**THE INPUT:**
---

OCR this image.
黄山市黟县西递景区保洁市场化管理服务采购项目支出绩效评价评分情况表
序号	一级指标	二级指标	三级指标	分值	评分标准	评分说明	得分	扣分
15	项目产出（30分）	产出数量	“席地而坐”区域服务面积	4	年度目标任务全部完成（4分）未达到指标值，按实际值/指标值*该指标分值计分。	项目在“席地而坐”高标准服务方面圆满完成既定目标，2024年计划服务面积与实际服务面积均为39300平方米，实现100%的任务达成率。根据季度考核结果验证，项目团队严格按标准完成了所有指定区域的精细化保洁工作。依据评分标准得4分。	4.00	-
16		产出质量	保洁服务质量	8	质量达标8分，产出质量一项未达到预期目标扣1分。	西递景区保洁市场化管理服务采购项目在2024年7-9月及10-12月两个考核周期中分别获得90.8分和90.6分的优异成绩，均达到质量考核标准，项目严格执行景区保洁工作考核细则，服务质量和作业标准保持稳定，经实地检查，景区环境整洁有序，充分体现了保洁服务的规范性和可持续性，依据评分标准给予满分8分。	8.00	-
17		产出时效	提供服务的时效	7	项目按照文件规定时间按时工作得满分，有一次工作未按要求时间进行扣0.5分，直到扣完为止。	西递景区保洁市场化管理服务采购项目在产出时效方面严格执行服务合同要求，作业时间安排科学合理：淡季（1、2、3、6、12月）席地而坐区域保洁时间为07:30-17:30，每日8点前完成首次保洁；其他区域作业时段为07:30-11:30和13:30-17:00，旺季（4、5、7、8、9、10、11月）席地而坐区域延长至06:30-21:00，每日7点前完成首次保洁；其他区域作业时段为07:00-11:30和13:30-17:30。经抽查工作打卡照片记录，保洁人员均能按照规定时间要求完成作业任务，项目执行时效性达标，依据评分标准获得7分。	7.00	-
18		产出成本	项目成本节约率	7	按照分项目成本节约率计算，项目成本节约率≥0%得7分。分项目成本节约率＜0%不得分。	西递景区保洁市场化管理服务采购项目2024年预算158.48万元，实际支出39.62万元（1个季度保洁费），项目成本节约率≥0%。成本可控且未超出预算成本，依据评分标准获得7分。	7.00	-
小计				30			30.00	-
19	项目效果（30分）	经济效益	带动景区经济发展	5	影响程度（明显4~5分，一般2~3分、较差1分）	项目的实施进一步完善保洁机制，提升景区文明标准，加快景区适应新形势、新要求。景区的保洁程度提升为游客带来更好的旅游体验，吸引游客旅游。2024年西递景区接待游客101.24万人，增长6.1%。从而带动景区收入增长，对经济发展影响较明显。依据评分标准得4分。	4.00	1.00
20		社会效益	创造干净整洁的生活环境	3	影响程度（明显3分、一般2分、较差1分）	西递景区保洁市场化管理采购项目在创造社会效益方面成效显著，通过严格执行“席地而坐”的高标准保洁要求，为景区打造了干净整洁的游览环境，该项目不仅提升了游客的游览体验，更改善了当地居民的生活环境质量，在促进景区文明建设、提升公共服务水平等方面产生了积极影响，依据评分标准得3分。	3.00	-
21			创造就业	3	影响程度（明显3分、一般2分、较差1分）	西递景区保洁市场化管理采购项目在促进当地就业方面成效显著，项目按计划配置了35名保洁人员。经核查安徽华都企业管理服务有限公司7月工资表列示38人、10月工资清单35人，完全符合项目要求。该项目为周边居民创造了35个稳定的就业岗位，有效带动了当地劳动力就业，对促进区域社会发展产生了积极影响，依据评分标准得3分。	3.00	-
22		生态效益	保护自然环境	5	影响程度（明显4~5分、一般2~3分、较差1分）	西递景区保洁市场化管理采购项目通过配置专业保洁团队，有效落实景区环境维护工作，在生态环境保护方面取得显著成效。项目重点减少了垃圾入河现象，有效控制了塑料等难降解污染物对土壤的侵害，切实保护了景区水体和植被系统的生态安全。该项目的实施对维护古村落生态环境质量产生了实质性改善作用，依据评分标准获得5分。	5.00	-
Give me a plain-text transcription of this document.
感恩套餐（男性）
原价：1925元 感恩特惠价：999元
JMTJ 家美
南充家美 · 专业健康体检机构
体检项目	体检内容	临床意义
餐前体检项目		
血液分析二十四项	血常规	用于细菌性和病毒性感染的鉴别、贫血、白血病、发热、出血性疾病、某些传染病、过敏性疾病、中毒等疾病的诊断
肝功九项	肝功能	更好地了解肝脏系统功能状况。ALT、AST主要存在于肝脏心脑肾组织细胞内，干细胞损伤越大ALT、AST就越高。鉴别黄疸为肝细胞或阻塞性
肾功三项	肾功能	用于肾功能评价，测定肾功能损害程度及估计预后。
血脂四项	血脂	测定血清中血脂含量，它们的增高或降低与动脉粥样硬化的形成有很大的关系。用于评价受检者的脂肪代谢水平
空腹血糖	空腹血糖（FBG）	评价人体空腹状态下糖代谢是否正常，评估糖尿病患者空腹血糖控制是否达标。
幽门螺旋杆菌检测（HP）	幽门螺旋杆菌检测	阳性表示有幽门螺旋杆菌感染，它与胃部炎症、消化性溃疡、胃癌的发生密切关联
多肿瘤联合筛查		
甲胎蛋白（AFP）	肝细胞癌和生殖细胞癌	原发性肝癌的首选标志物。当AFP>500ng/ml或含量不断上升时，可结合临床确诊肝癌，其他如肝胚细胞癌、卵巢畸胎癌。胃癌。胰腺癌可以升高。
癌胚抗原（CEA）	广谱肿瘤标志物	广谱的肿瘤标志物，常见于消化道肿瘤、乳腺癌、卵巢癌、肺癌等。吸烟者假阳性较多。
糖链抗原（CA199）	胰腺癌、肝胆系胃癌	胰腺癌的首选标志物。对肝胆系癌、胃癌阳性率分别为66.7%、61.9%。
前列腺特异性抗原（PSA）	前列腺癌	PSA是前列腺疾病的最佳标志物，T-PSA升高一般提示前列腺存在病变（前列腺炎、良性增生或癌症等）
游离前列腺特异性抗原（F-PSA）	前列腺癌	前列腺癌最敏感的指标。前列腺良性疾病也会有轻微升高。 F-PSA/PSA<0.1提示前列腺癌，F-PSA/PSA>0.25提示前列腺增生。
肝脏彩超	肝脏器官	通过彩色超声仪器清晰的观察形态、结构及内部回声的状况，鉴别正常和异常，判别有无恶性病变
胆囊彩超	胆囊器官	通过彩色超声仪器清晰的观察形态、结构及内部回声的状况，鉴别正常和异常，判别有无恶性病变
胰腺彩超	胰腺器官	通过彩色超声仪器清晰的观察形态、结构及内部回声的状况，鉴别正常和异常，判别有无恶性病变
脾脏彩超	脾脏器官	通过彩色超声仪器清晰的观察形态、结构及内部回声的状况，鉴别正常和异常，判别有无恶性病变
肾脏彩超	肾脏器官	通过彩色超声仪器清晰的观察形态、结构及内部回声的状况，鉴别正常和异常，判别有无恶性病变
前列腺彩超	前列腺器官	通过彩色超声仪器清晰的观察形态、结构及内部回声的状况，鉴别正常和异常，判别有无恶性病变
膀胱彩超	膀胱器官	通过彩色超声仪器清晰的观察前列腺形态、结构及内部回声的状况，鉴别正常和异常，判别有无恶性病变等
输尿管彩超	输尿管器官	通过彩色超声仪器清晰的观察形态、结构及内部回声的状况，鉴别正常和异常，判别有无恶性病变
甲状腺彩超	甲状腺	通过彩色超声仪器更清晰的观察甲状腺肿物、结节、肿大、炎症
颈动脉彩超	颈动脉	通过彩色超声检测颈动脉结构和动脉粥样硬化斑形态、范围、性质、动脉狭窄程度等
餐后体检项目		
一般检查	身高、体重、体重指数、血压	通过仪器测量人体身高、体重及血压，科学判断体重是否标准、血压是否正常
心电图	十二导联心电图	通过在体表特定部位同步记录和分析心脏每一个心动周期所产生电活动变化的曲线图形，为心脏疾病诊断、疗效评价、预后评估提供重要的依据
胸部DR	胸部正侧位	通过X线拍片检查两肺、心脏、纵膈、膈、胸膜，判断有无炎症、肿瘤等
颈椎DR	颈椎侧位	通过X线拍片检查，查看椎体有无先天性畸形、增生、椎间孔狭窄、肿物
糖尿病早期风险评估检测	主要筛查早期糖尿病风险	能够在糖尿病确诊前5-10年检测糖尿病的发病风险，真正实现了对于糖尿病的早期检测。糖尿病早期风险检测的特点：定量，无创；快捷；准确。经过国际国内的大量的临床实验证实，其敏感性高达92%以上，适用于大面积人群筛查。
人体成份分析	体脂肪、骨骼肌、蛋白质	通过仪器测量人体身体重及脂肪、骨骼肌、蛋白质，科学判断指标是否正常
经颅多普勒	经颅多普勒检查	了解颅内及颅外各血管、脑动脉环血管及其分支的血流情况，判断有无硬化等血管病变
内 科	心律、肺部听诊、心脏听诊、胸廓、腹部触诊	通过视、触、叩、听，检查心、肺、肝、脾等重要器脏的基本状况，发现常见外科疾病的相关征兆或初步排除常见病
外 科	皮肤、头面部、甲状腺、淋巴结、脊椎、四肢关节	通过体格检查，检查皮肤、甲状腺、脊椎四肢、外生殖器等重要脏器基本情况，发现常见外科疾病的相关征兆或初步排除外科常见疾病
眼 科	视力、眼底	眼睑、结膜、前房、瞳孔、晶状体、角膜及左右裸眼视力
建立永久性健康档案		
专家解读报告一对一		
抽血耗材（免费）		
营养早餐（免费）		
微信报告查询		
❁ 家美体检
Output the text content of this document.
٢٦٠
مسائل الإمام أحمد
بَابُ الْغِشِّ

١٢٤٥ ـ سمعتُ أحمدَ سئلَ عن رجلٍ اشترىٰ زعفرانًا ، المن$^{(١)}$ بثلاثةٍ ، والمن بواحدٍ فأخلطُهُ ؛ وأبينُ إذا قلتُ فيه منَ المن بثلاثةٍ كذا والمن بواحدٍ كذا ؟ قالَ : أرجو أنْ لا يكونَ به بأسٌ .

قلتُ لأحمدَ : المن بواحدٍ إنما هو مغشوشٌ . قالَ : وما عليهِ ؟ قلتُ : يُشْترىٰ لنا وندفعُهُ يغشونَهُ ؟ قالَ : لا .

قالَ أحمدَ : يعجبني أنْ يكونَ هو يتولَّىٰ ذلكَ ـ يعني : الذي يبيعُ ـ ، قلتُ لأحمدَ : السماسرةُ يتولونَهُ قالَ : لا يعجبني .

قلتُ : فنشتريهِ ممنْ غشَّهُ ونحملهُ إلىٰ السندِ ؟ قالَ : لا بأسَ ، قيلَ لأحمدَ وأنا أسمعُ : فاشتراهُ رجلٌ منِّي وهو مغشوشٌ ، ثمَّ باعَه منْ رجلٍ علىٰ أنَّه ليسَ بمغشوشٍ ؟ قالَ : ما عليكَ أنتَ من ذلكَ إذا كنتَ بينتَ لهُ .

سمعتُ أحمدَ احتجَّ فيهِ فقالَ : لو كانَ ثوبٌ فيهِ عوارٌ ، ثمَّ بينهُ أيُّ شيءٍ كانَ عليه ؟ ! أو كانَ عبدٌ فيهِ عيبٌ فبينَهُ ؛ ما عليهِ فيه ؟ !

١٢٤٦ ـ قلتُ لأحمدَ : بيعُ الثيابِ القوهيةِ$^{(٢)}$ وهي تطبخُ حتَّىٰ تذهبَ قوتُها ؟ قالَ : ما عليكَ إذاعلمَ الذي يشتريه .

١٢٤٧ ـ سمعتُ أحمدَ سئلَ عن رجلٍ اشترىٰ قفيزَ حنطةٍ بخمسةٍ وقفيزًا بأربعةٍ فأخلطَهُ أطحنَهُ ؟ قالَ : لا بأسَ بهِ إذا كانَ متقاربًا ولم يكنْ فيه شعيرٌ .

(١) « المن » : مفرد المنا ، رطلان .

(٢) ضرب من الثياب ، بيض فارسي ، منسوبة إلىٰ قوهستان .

---

**PROBLEM:**
Using the records above, select and copy every line that has the word "يكون".

**TASK OUTPUT:**
١٢٤٥ ـ سمعتُ أحمدَ سئلَ عن رجلٍ اشترىٰ زعفرانًا ، المن$^{(١)}$ بثلاثةٍ ، والمن بواحدٍ فأخلطُهُ ؛ وأبينُ إذا قلتُ فيه منَ المن بثلاثةٍ كذا والمن بواحدٍ كذا ؟ قالَ : أرجو أنْ لا يكونَ به بأسٌ .
قالَ أحمدَ : يعجبني أنْ يكونَ هو يتولَّىٰ ذلكَ ـ يعني : الذي يبيعُ ـ ، قلتُ لأحمدَ : السماسرةُ يتولونَهُ قالَ : لا يعجبني .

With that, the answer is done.